=== Exercise inputs ===

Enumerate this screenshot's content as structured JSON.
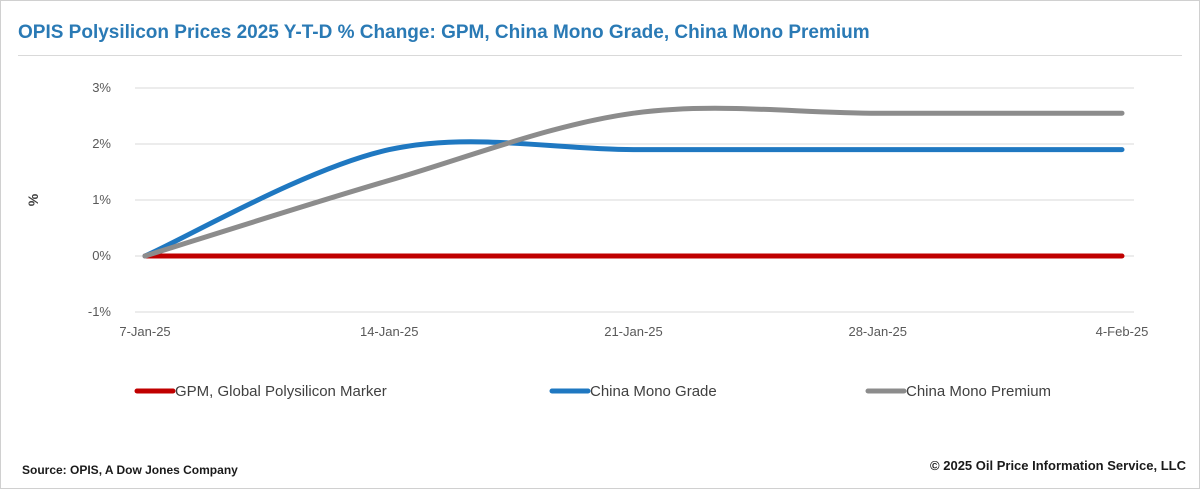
{
  "title": "OPIS Polysilicon Prices 2025 Y-T-D % Change: GPM, China Mono Grade, China Mono Premium",
  "source": "Source: OPIS, A Dow Jones Company",
  "copyright": "© 2025 Oil Price Information Service, LLC",
  "chart_data": {
    "type": "line",
    "title": "OPIS Polysilicon Prices 2025 Y-T-D % Change: GPM, China Mono Grade, China Mono Premium",
    "xlabel": "",
    "ylabel": "%",
    "ylim": [
      -1,
      3
    ],
    "y_ticks": [
      -1,
      0,
      1,
      2,
      3
    ],
    "y_tick_labels": [
      "-1%",
      "0%",
      "1%",
      "2%",
      "3%"
    ],
    "x_ticks": [
      "2025-01-07",
      "2025-01-14",
      "2025-01-21",
      "2025-01-28",
      "2025-02-04"
    ],
    "x_tick_labels": [
      "7-Jan-25",
      "14-Jan-25",
      "21-Jan-25",
      "28-Jan-25",
      "4-Feb-25"
    ],
    "grid": "horizontal",
    "legend_position": "bottom",
    "x": [
      "2025-01-07",
      "2025-01-14",
      "2025-01-21",
      "2025-01-28",
      "2025-02-04"
    ],
    "series": [
      {
        "name": "GPM, Global Polysilicon Marker",
        "color": "#c00000",
        "values": [
          0,
          0,
          0,
          0,
          0
        ]
      },
      {
        "name": "China Mono Grade",
        "color": "#1f78c1",
        "values": [
          0,
          1.9,
          1.9,
          1.9,
          1.9
        ]
      },
      {
        "name": "China Mono Premium",
        "color": "#8c8c8c",
        "values": [
          0,
          1.35,
          2.55,
          2.55,
          2.55
        ]
      }
    ]
  }
}
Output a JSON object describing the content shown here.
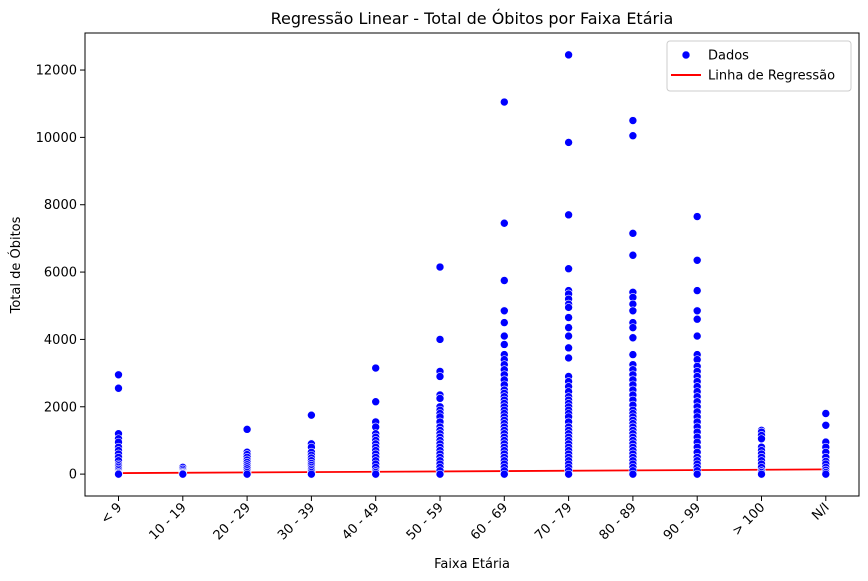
{
  "chart_data": {
    "type": "scatter",
    "title": "Regressão Linear - Total de Óbitos por Faixa Etária",
    "xlabel": "Faixa Etária",
    "ylabel": "Total de Óbitos",
    "categories": [
      "< 9",
      "10 - 19",
      "20 - 29",
      "30 - 39",
      "40 - 49",
      "50 - 59",
      "60 - 69",
      "70 - 79",
      "80 - 89",
      "90 - 99",
      "> 100",
      "N/I"
    ],
    "ylim": [
      -650,
      13100
    ],
    "yticks": [
      0,
      2000,
      4000,
      6000,
      8000,
      10000,
      12000
    ],
    "grid": false,
    "legend_position": "top-right",
    "legend": [
      "Dados",
      "Linha de Regressão"
    ],
    "colors": {
      "points": "#0000ff",
      "regression": "#ff0000"
    },
    "series": [
      {
        "name": "Dados",
        "kind": "scatter",
        "points": {
          "< 9": [
            2950,
            2550,
            1200,
            1050,
            950,
            800,
            700,
            600,
            500,
            400,
            300,
            250,
            200,
            150,
            100,
            50,
            20,
            0
          ],
          "10 - 19": [
            200,
            150,
            100,
            60,
            30,
            10,
            0
          ],
          "20 - 29": [
            1330,
            650,
            580,
            500,
            420,
            350,
            280,
            220,
            160,
            100,
            50,
            0
          ],
          "30 - 39": [
            1750,
            900,
            800,
            650,
            560,
            480,
            400,
            320,
            260,
            200,
            150,
            100,
            50,
            0
          ],
          "40 - 49": [
            3150,
            2150,
            1550,
            1400,
            1200,
            1100,
            1000,
            900,
            800,
            700,
            600,
            500,
            400,
            300,
            200,
            100,
            50,
            0
          ],
          "50 - 59": [
            6150,
            4000,
            3050,
            2900,
            2350,
            2250,
            2000,
            1900,
            1800,
            1700,
            1550,
            1400,
            1300,
            1200,
            1100,
            1000,
            900,
            800,
            700,
            600,
            500,
            400,
            300,
            200,
            100,
            0
          ],
          "60 - 69": [
            11050,
            7450,
            5750,
            4850,
            4500,
            4100,
            3850,
            3550,
            3400,
            3250,
            3100,
            2950,
            2800,
            2650,
            2500,
            2400,
            2300,
            2200,
            2100,
            2000,
            1900,
            1800,
            1700,
            1600,
            1500,
            1400,
            1300,
            1200,
            1100,
            1000,
            900,
            800,
            700,
            600,
            500,
            400,
            300,
            200,
            100,
            0
          ],
          "70 - 79": [
            12450,
            9850,
            7700,
            6100,
            5450,
            5350,
            5200,
            5050,
            4950,
            4650,
            4350,
            4100,
            3750,
            3450,
            2900,
            2750,
            2600,
            2450,
            2300,
            2200,
            2100,
            2000,
            1900,
            1800,
            1700,
            1550,
            1400,
            1300,
            1200,
            1100,
            1000,
            900,
            800,
            700,
            600,
            500,
            400,
            300,
            200,
            100,
            0
          ],
          "80 - 89": [
            10500,
            10050,
            7150,
            6500,
            5400,
            5250,
            5050,
            4850,
            4500,
            4350,
            4050,
            3550,
            3250,
            3100,
            2950,
            2800,
            2650,
            2500,
            2350,
            2200,
            2050,
            1900,
            1800,
            1700,
            1600,
            1500,
            1400,
            1300,
            1200,
            1100,
            1000,
            900,
            800,
            700,
            600,
            500,
            400,
            300,
            200,
            100,
            0
          ],
          "90 - 99": [
            7650,
            6350,
            5450,
            4850,
            4600,
            4100,
            3550,
            3400,
            3200,
            3050,
            2900,
            2750,
            2600,
            2450,
            2300,
            2150,
            2000,
            1850,
            1700,
            1550,
            1400,
            1250,
            1100,
            950,
            800,
            650,
            500,
            400,
            300,
            200,
            100,
            0
          ],
          "> 100": [
            1300,
            1250,
            1150,
            1050,
            800,
            700,
            600,
            500,
            400,
            300,
            200,
            100,
            50,
            0
          ],
          "N/I": [
            1800,
            1450,
            950,
            800,
            650,
            500,
            380,
            300,
            200,
            120,
            50,
            0
          ]
        }
      },
      {
        "name": "Linha de Regressão",
        "kind": "line",
        "y_start": 30,
        "y_end": 140
      }
    ]
  }
}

===

(What is expected):
How many lines in these entries hold the string "Premium"? Answer with the number alone.

(Correct response):
3